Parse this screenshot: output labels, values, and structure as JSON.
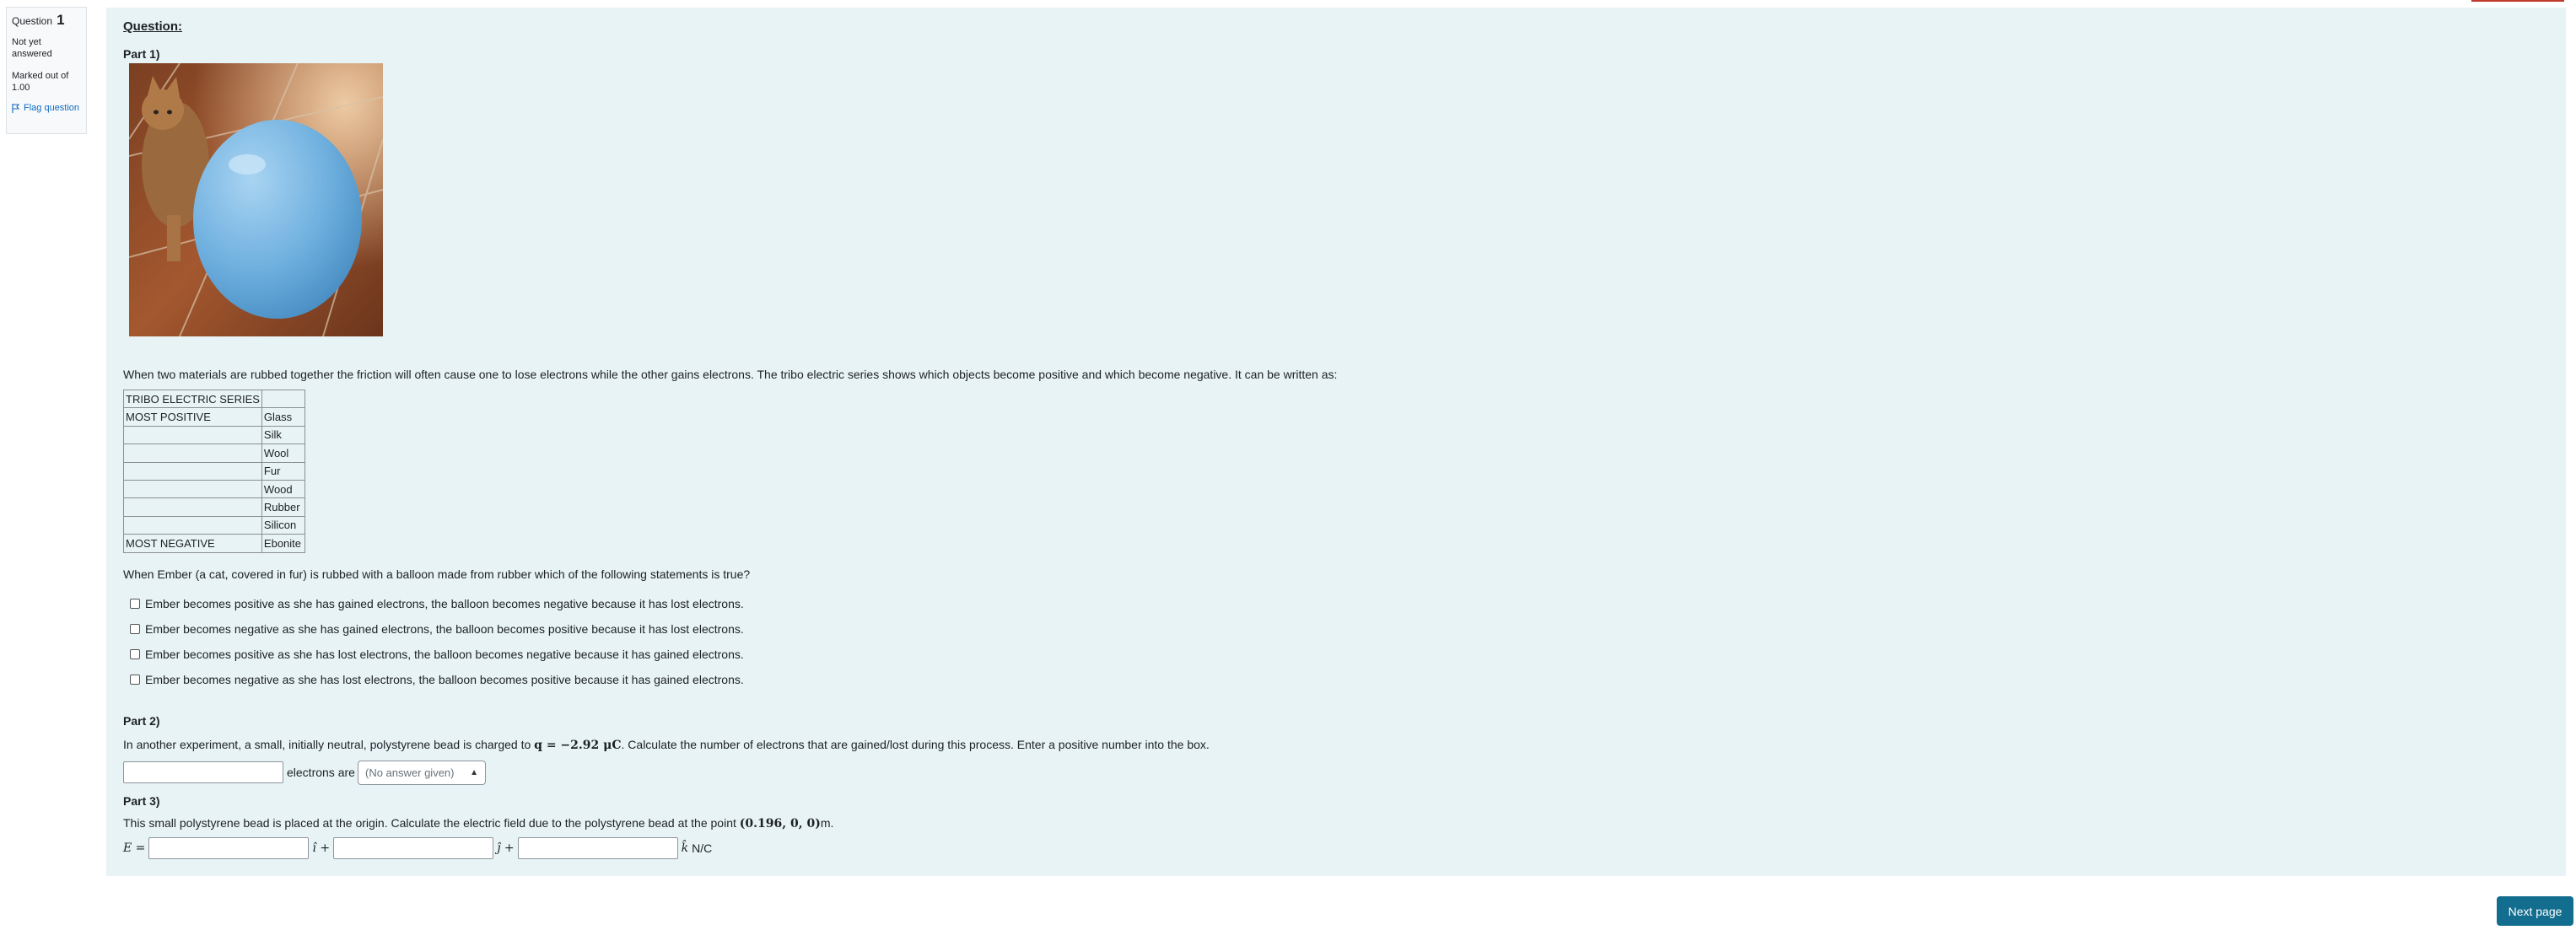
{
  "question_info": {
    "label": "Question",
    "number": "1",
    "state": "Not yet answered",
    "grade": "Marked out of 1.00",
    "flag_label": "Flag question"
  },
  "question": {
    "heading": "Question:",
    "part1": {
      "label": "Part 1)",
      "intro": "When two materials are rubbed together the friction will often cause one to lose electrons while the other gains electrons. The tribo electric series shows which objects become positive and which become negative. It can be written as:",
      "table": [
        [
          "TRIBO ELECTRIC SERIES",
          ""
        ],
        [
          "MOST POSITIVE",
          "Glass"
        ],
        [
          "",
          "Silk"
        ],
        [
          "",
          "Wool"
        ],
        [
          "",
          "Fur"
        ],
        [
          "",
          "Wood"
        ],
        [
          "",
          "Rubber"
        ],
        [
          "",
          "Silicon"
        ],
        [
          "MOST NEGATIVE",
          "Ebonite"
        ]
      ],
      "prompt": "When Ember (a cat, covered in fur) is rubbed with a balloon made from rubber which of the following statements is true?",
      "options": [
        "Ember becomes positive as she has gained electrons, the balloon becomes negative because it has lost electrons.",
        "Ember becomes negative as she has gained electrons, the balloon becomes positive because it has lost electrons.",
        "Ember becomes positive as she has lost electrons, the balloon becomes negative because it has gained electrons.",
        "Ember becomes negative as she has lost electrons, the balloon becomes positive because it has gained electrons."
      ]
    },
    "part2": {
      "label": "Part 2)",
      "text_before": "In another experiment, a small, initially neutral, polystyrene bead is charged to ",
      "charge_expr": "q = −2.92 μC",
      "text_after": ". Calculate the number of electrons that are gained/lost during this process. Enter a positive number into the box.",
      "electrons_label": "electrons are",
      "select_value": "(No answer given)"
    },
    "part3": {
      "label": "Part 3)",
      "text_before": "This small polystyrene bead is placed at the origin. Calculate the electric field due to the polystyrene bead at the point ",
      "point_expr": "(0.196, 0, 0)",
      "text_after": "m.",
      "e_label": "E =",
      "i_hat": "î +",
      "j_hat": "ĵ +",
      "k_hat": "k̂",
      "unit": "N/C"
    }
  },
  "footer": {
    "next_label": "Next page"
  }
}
* * * * *
# Exercise instructions
Your task is to pick out every line with the string "When" and copy it.

# Full solution
      "intro": "When two materials are rubbed together the friction will often cause one to lose electrons while the other gains electrons. The tribo electric series shows which objects become positive and which become negative. It can be written as:",
      "prompt": "When Ember (a cat, covered in fur) is rubbed with a balloon made from rubber which of the following statements is true?",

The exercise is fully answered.